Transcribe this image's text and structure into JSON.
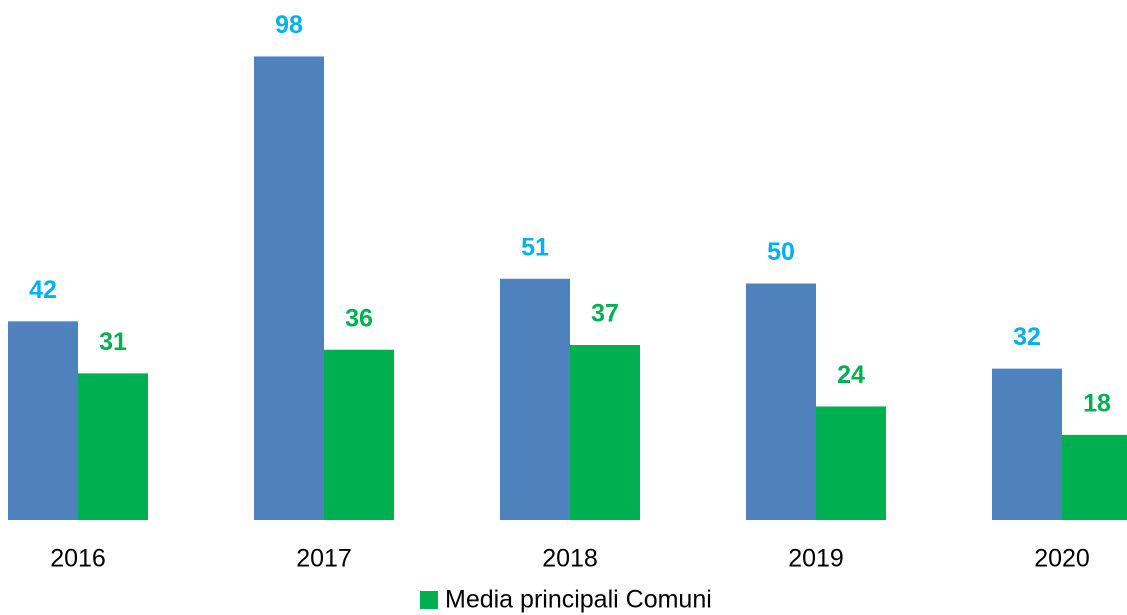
{
  "chart_data": {
    "type": "bar",
    "categories": [
      "2016",
      "2017",
      "2018",
      "2019",
      "2020"
    ],
    "series": [
      {
        "color": "#4f81bd",
        "label_color": "#00b0f0",
        "values": [
          42,
          98,
          51,
          50,
          32
        ]
      },
      {
        "name": "Media principali Comuni",
        "color": "#00b050",
        "label_color": "#00b050",
        "values": [
          31,
          36,
          37,
          24,
          18
        ]
      }
    ],
    "legend": "bottom"
  }
}
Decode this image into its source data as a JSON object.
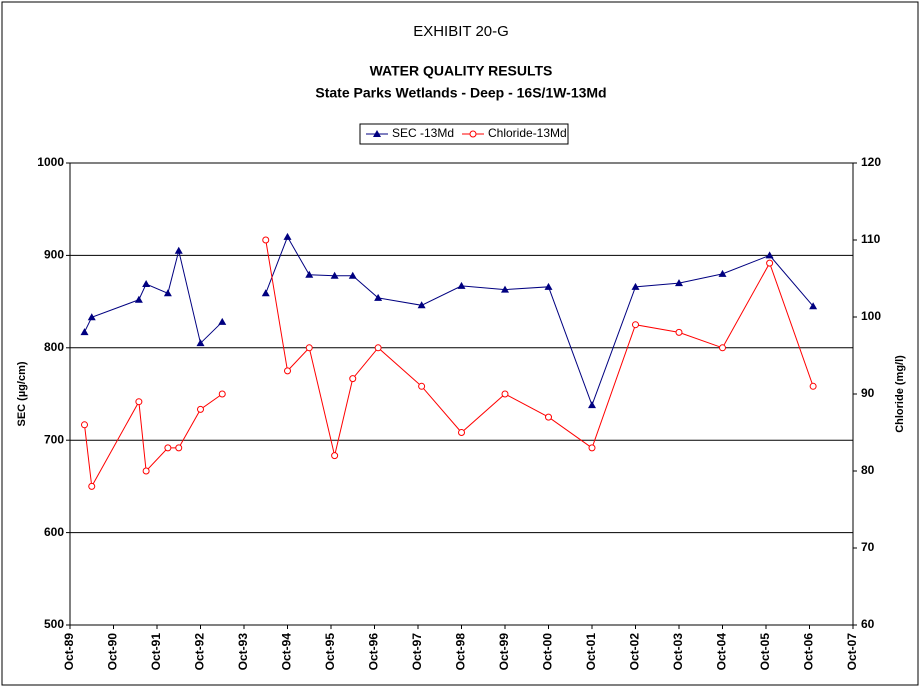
{
  "chart_data": {
    "type": "line",
    "title": "EXHIBIT 20-G",
    "subtitle": "WATER QUALITY RESULTS",
    "subtitle2": "State Parks Wetlands - Deep  - 16S/1W-13Md",
    "y_label": "SEC (µg/cm)",
    "y2_label": "Chloride (mg/l)",
    "x": [
      "1990-02",
      "1990-04",
      "1991-05",
      "1991-07",
      "1992-01",
      "1992-04",
      "1992-10",
      "1993-04",
      null,
      "1994-04",
      "1994-10",
      "1995-04",
      "1995-11",
      "1996-04",
      "1996-11",
      "1997-11",
      "1998-10",
      "1999-10",
      "2000-10",
      "2001-10",
      "2002-10",
      "2003-10",
      "2004-10",
      "2005-11",
      "2006-11"
    ],
    "series": [
      {
        "name": "SEC -13Md",
        "color": "#000080",
        "marker": "triangle",
        "values": [
          817,
          833,
          852,
          869,
          859,
          905,
          805,
          828,
          null,
          859,
          920,
          879,
          878,
          878,
          854,
          846,
          867,
          863,
          866,
          738,
          866,
          870,
          880,
          900,
          845
        ]
      },
      {
        "name": "Chloride-13Md",
        "color": "#ff0000",
        "marker": "circle",
        "axis": "y2",
        "values": [
          86,
          78,
          89,
          80,
          83,
          83,
          88,
          90,
          null,
          110,
          93,
          96,
          82,
          92,
          96,
          91,
          85,
          90,
          87,
          83,
          99,
          98,
          96,
          107,
          91
        ]
      }
    ],
    "xlim": [
      "1989-10",
      "2007-10"
    ],
    "xticks": [
      {
        "value": "1989-10",
        "label": "Oct-89"
      },
      {
        "value": "1990-10",
        "label": "Oct-90"
      },
      {
        "value": "1991-10",
        "label": "Oct-91"
      },
      {
        "value": "1992-10",
        "label": "Oct-92"
      },
      {
        "value": "1993-10",
        "label": "Oct-93"
      },
      {
        "value": "1994-10",
        "label": "Oct-94"
      },
      {
        "value": "1995-10",
        "label": "Oct-95"
      },
      {
        "value": "1996-10",
        "label": "Oct-96"
      },
      {
        "value": "1997-10",
        "label": "Oct-97"
      },
      {
        "value": "1998-10",
        "label": "Oct-98"
      },
      {
        "value": "1999-10",
        "label": "Oct-99"
      },
      {
        "value": "2000-10",
        "label": "Oct-00"
      },
      {
        "value": "2001-10",
        "label": "Oct-01"
      },
      {
        "value": "2002-10",
        "label": "Oct-02"
      },
      {
        "value": "2003-10",
        "label": "Oct-03"
      },
      {
        "value": "2004-10",
        "label": "Oct-04"
      },
      {
        "value": "2005-10",
        "label": "Oct-05"
      },
      {
        "value": "2006-10",
        "label": "Oct-06"
      },
      {
        "value": "2007-10",
        "label": "Oct-07"
      }
    ],
    "ylim": [
      500,
      1000
    ],
    "yticks": [
      500,
      600,
      700,
      800,
      900,
      1000
    ],
    "y2lim": [
      60,
      120
    ],
    "y2ticks": [
      60,
      70,
      80,
      90,
      100,
      110,
      120
    ],
    "grid": true,
    "legend": "top"
  }
}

++++

INSTRUCTION
Omit every picture, then reproduce the rest of the listing exactly.

OUTPUT
Transcribe this image's text and structure into JSON.
{
  "chart_data": {
    "type": "bar",
    "categories": [
      "2016",
      "2017",
      "2018",
      "2019",
      "2020"
    ],
    "series": [
      {
        "color": "#4f81bd",
        "label_color": "#00b0f0",
        "values": [
          42,
          98,
          51,
          50,
          32
        ]
      },
      {
        "name": "Media principali Comuni",
        "color": "#00b050",
        "label_color": "#00b050",
        "values": [
          31,
          36,
          37,
          24,
          18
        ]
      }
    ],
    "legend": "bottom"
  }
}
Decode this image into its source data as a JSON object.
{
  "chart_data": {
    "type": "line",
    "title": "EXHIBIT 20-G",
    "subtitle": "WATER QUALITY RESULTS",
    "subtitle2": "State Parks Wetlands - Deep  - 16S/1W-13Md",
    "y_label": "SEC (µg/cm)",
    "y2_label": "Chloride (mg/l)",
    "x": [
      "1990-02",
      "1990-04",
      "1991-05",
      "1991-07",
      "1992-01",
      "1992-04",
      "1992-10",
      "1993-04",
      null,
      "1994-04",
      "1994-10",
      "1995-04",
      "1995-11",
      "1996-04",
      "1996-11",
      "1997-11",
      "1998-10",
      "1999-10",
      "2000-10",
      "2001-10",
      "2002-10",
      "2003-10",
      "2004-10",
      "2005-11",
      "2006-11"
    ],
    "series": [
      {
        "name": "SEC -13Md",
        "color": "#000080",
        "marker": "triangle",
        "values": [
          817,
          833,
          852,
          869,
          859,
          905,
          805,
          828,
          null,
          859,
          920,
          879,
          878,
          878,
          854,
          846,
          867,
          863,
          866,
          738,
          866,
          870,
          880,
          900,
          845
        ]
      },
      {
        "name": "Chloride-13Md",
        "color": "#ff0000",
        "marker": "circle",
        "axis": "y2",
        "values": [
          86,
          78,
          89,
          80,
          83,
          83,
          88,
          90,
          null,
          110,
          93,
          96,
          82,
          92,
          96,
          91,
          85,
          90,
          87,
          83,
          99,
          98,
          96,
          107,
          91
        ]
      }
    ],
    "xlim": [
      "1989-10",
      "2007-10"
    ],
    "xticks": [
      {
        "value": "1989-10",
        "label": "Oct-89"
      },
      {
        "value": "1990-10",
        "label": "Oct-90"
      },
      {
        "value": "1991-10",
        "label": "Oct-91"
      },
      {
        "value": "1992-10",
        "label": "Oct-92"
      },
      {
        "value": "1993-10",
        "label": "Oct-93"
      },
      {
        "value": "1994-10",
        "label": "Oct-94"
      },
      {
        "value": "1995-10",
        "label": "Oct-95"
      },
      {
        "value": "1996-10",
        "label": "Oct-96"
      },
      {
        "value": "1997-10",
        "label": "Oct-97"
      },
      {
        "value": "1998-10",
        "label": "Oct-98"
      },
      {
        "value": "1999-10",
        "label": "Oct-99"
      },
      {
        "value": "2000-10",
        "label": "Oct-00"
      },
      {
        "value": "2001-10",
        "label": "Oct-01"
      },
      {
        "value": "2002-10",
        "label": "Oct-02"
      },
      {
        "value": "2003-10",
        "label": "Oct-03"
      },
      {
        "value": "2004-10",
        "label": "Oct-04"
      },
      {
        "value": "2005-10",
        "label": "Oct-05"
      },
      {
        "value": "2006-10",
        "label": "Oct-06"
      },
      {
        "value": "2007-10",
        "label": "Oct-07"
      }
    ],
    "ylim": [
      500,
      1000
    ],
    "yticks": [
      500,
      600,
      700,
      800,
      900,
      1000
    ],
    "y2lim": [
      60,
      120
    ],
    "y2ticks": [
      60,
      70,
      80,
      90,
      100,
      110,
      120
    ],
    "grid": true,
    "legend": "top"
  }
}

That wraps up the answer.